WHAT TO WORK ON: Write each line out again exactly as written.

(Data items)
╔══

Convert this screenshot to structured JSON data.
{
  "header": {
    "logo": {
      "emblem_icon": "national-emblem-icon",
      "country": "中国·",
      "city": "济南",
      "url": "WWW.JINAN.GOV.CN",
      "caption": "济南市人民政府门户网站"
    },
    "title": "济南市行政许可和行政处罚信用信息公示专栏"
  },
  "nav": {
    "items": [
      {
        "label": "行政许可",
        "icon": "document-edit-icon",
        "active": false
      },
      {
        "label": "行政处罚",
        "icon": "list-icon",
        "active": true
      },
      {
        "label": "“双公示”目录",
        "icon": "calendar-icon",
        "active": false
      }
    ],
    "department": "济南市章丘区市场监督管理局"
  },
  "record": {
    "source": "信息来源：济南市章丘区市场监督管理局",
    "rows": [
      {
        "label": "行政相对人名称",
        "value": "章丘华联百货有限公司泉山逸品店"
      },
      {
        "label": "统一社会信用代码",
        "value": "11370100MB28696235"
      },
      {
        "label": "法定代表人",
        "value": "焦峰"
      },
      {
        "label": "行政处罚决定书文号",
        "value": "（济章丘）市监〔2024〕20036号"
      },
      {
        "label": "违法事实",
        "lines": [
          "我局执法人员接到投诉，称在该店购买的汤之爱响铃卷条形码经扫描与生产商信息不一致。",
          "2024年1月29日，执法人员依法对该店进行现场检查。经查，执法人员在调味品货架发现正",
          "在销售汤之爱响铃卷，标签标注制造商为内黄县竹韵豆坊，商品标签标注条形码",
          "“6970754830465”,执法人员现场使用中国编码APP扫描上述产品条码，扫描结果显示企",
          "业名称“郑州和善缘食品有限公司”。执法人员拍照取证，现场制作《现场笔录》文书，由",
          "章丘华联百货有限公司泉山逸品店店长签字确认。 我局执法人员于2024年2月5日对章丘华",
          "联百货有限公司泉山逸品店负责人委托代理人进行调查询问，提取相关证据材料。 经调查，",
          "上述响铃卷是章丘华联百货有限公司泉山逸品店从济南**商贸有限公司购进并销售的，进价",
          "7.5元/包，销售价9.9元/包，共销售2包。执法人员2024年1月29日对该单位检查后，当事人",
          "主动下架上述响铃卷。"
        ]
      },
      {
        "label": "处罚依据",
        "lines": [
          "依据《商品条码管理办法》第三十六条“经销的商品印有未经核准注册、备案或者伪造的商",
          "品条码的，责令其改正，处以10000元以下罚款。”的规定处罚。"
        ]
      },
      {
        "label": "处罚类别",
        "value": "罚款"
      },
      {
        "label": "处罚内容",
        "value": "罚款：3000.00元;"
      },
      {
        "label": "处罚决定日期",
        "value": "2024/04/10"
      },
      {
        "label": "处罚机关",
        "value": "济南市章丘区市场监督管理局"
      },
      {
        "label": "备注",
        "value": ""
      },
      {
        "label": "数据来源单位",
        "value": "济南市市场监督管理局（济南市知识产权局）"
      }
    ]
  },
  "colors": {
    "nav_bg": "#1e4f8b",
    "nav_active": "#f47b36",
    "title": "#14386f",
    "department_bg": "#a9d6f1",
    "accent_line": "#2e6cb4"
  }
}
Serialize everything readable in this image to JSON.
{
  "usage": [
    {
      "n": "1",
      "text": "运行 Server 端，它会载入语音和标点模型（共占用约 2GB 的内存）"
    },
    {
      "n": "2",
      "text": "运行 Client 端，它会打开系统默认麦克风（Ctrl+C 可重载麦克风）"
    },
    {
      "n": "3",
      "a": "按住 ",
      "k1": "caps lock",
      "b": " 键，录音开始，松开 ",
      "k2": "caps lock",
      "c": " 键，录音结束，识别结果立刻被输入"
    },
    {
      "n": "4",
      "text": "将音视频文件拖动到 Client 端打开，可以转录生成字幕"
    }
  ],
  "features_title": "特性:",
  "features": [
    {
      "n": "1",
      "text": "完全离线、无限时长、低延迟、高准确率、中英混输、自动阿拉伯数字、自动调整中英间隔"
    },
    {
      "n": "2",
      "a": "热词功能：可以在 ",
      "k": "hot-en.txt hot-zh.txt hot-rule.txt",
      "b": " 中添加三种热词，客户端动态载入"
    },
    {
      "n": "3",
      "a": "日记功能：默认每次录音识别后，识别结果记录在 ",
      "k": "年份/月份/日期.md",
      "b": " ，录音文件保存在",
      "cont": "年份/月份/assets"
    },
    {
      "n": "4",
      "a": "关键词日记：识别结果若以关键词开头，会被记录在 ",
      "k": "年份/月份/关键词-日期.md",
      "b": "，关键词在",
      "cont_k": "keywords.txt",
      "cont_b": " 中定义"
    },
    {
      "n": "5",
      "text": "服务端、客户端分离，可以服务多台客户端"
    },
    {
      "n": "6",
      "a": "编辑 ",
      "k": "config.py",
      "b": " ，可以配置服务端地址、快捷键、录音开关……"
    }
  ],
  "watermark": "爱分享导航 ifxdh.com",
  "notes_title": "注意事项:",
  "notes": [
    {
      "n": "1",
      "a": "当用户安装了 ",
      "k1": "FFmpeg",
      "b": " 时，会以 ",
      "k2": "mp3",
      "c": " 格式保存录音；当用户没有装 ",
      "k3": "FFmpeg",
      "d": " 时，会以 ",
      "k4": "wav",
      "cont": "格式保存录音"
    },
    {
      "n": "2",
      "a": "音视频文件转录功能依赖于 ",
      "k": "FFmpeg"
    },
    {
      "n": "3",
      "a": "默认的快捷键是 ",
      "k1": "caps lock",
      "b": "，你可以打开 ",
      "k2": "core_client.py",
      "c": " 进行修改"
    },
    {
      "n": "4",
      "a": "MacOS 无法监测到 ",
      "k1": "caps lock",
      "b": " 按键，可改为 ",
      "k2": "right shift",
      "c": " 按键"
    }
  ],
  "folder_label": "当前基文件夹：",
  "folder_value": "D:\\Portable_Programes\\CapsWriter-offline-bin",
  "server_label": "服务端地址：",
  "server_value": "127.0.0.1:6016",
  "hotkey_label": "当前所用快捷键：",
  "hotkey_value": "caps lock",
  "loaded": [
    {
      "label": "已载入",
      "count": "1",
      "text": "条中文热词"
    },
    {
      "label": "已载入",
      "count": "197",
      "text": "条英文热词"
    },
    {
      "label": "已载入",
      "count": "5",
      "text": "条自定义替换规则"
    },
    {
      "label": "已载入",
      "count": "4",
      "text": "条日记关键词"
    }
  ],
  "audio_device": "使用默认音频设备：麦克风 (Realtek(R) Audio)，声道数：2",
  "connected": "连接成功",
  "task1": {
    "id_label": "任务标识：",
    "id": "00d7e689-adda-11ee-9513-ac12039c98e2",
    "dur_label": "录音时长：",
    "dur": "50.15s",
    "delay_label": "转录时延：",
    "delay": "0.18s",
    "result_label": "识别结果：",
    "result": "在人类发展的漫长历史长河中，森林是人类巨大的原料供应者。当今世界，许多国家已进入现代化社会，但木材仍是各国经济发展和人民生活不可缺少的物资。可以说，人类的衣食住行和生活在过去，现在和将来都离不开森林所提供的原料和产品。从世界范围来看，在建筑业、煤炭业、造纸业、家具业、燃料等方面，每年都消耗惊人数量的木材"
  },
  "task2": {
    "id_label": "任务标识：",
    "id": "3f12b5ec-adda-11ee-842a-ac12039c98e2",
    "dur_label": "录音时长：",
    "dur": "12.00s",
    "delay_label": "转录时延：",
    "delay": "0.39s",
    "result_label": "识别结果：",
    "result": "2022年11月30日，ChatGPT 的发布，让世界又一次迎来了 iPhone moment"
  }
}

╚══

ANSWER TO THIS EXERCISE:
Convert this screenshot to structured JSON data.
{
  "header": {
    "logo": {
      "emblem_icon": "national-emblem-icon",
      "country": "中国·",
      "city": "济南",
      "url": "WWW.JINAN.GOV.CN",
      "caption": "济南市人民政府门户网站"
    },
    "title": "济南市行政许可和行政处罚信用信息公示专栏"
  },
  "nav": {
    "items": [
      {
        "label": "行政许可",
        "icon": "document-edit-icon",
        "active": false
      },
      {
        "label": "行政处罚",
        "icon": "list-icon",
        "active": true
      },
      {
        "label": "“双公示”目录",
        "icon": "calendar-icon",
        "active": false
      }
    ],
    "department": "济南市章丘区市场监督管理局"
  },
  "record": {
    "source": "信息来源：济南市章丘区市场监督管理局",
    "rows": [
      {
        "label": "行政相对人名称",
        "value": "章丘华联百货有限公司泉山逸品店"
      },
      {
        "label": "统一社会信用代码",
        "value": "11370100MB28696235"
      },
      {
        "label": "法定代表人",
        "value": "焦峰"
      },
      {
        "label": "行政处罚决定书文号",
        "value": "（济章丘）市监〔2024〕20036号"
      },
      {
        "label": "违法事实",
        "lines": [
          "我局执法人员接到投诉，称在该店购买的汤之爱响铃卷条形码经扫描与生产商信息不一致。",
          "2024年1月29日，执法人员依法对该店进行现场检查。经查，执法人员在调味品货架发现正",
          "在销售汤之爱响铃卷，标签标注制造商为内黄县竹韵豆坊，商品标签标注条形码",
          "“6970754830465”,执法人员现场使用中国编码APP扫描上述产品条码，扫描结果显示企",
          "业名称“郑州和善缘食品有限公司”。执法人员拍照取证，现场制作《现场笔录》文书，由",
          "章丘华联百货有限公司泉山逸品店店长签字确认。 我局执法人员于2024年2月5日对章丘华",
          "联百货有限公司泉山逸品店负责人委托代理人进行调查询问，提取相关证据材料。 经调查，",
          "上述响铃卷是章丘华联百货有限公司泉山逸品店从济南**商贸有限公司购进并销售的，进价",
          "7.5元/包，销售价9.9元/包，共销售2包。执法人员2024年1月29日对该单位检查后，当事人",
          "主动下架上述响铃卷。"
        ]
      },
      {
        "label": "处罚依据",
        "lines": [
          "依据《商品条码管理办法》第三十六条“经销的商品印有未经核准注册、备案或者伪造的商",
          "品条码的，责令其改正，处以10000元以下罚款。”的规定处罚。"
        ]
      },
      {
        "label": "处罚类别",
        "value": "罚款"
      },
      {
        "label": "处罚内容",
        "value": "罚款：3000.00元;"
      },
      {
        "label": "处罚决定日期",
        "value": "2024/04/10"
      },
      {
        "label": "处罚机关",
        "value": "济南市章丘区市场监督管理局"
      },
      {
        "label": "备注",
        "value": ""
      },
      {
        "label": "数据来源单位",
        "value": "济南市市场监督管理局（济南市知识产权局）"
      }
    ]
  },
  "colors": {
    "nav_bg": "#1e4f8b",
    "nav_active": "#f47b36",
    "title": "#14386f",
    "department_bg": "#a9d6f1",
    "accent_line": "#2e6cb4"
  }
}
Serialize everything readable in this image to JSON.
{
  "usage": [
    {
      "n": "1",
      "text": "运行 Server 端，它会载入语音和标点模型（共占用约 2GB 的内存）"
    },
    {
      "n": "2",
      "text": "运行 Client 端，它会打开系统默认麦克风（Ctrl+C 可重载麦克风）"
    },
    {
      "n": "3",
      "a": "按住 ",
      "k1": "caps lock",
      "b": " 键，录音开始，松开 ",
      "k2": "caps lock",
      "c": " 键，录音结束，识别结果立刻被输入"
    },
    {
      "n": "4",
      "text": "将音视频文件拖动到 Client 端打开，可以转录生成字幕"
    }
  ],
  "features_title": "特性:",
  "features": [
    {
      "n": "1",
      "text": "完全离线、无限时长、低延迟、高准确率、中英混输、自动阿拉伯数字、自动调整中英间隔"
    },
    {
      "n": "2",
      "a": "热词功能：可以在 ",
      "k": "hot-en.txt hot-zh.txt hot-rule.txt",
      "b": " 中添加三种热词，客户端动态载入"
    },
    {
      "n": "3",
      "a": "日记功能：默认每次录音识别后，识别结果记录在 ",
      "k": "年份/月份/日期.md",
      "b": " ，录音文件保存在",
      "cont": "年份/月份/assets"
    },
    {
      "n": "4",
      "a": "关键词日记：识别结果若以关键词开头，会被记录在 ",
      "k": "年份/月份/关键词-日期.md",
      "b": "，关键词在",
      "cont_k": "keywords.txt",
      "cont_b": " 中定义"
    },
    {
      "n": "5",
      "text": "服务端、客户端分离，可以服务多台客户端"
    },
    {
      "n": "6",
      "a": "编辑 ",
      "k": "config.py",
      "b": " ，可以配置服务端地址、快捷键、录音开关……"
    }
  ],
  "watermark": "爱分享导航 ifxdh.com",
  "notes_title": "注意事项:",
  "notes": [
    {
      "n": "1",
      "a": "当用户安装了 ",
      "k1": "FFmpeg",
      "b": " 时，会以 ",
      "k2": "mp3",
      "c": " 格式保存录音；当用户没有装 ",
      "k3": "FFmpeg",
      "d": " 时，会以 ",
      "k4": "wav",
      "cont": "格式保存录音"
    },
    {
      "n": "2",
      "a": "音视频文件转录功能依赖于 ",
      "k": "FFmpeg"
    },
    {
      "n": "3",
      "a": "默认的快捷键是 ",
      "k1": "caps lock",
      "b": "，你可以打开 ",
      "k2": "core_client.py",
      "c": " 进行修改"
    },
    {
      "n": "4",
      "a": "MacOS 无法监测到 ",
      "k1": "caps lock",
      "b": " 按键，可改为 ",
      "k2": "right shift",
      "c": " 按键"
    }
  ],
  "folder_label": "当前基文件夹：",
  "folder_value": "D:\\Portable_Programes\\CapsWriter-offline-bin",
  "server_label": "服务端地址：",
  "server_value": "127.0.0.1:6016",
  "hotkey_label": "当前所用快捷键：",
  "hotkey_value": "caps lock",
  "loaded": [
    {
      "label": "已载入",
      "count": "1",
      "text": "条中文热词"
    },
    {
      "label": "已载入",
      "count": "197",
      "text": "条英文热词"
    },
    {
      "label": "已载入",
      "count": "5",
      "text": "条自定义替换规则"
    },
    {
      "label": "已载入",
      "count": "4",
      "text": "条日记关键词"
    }
  ],
  "audio_device": "使用默认音频设备：麦克风 (Realtek(R) Audio)，声道数：2",
  "connected": "连接成功",
  "task1": {
    "id_label": "任务标识：",
    "id": "00d7e689-adda-11ee-9513-ac12039c98e2",
    "dur_label": "录音时长：",
    "dur": "50.15s",
    "delay_label": "转录时延：",
    "delay": "0.18s",
    "result_label": "识别结果：",
    "result": "在人类发展的漫长历史长河中，森林是人类巨大的原料供应者。当今世界，许多国家已进入现代化社会，但木材仍是各国经济发展和人民生活不可缺少的物资。可以说，人类的衣食住行和生活在过去，现在和将来都离不开森林所提供的原料和产品。从世界范围来看，在建筑业、煤炭业、造纸业、家具业、燃料等方面，每年都消耗惊人数量的木材"
  },
  "task2": {
    "id_label": "任务标识：",
    "id": "3f12b5ec-adda-11ee-842a-ac12039c98e2",
    "dur_label": "录音时长：",
    "dur": "12.00s",
    "delay_label": "转录时延：",
    "delay": "0.39s",
    "result_label": "识别结果：",
    "result": "2022年11月30日，ChatGPT 的发布，让世界又一次迎来了 iPhone moment"
  }
}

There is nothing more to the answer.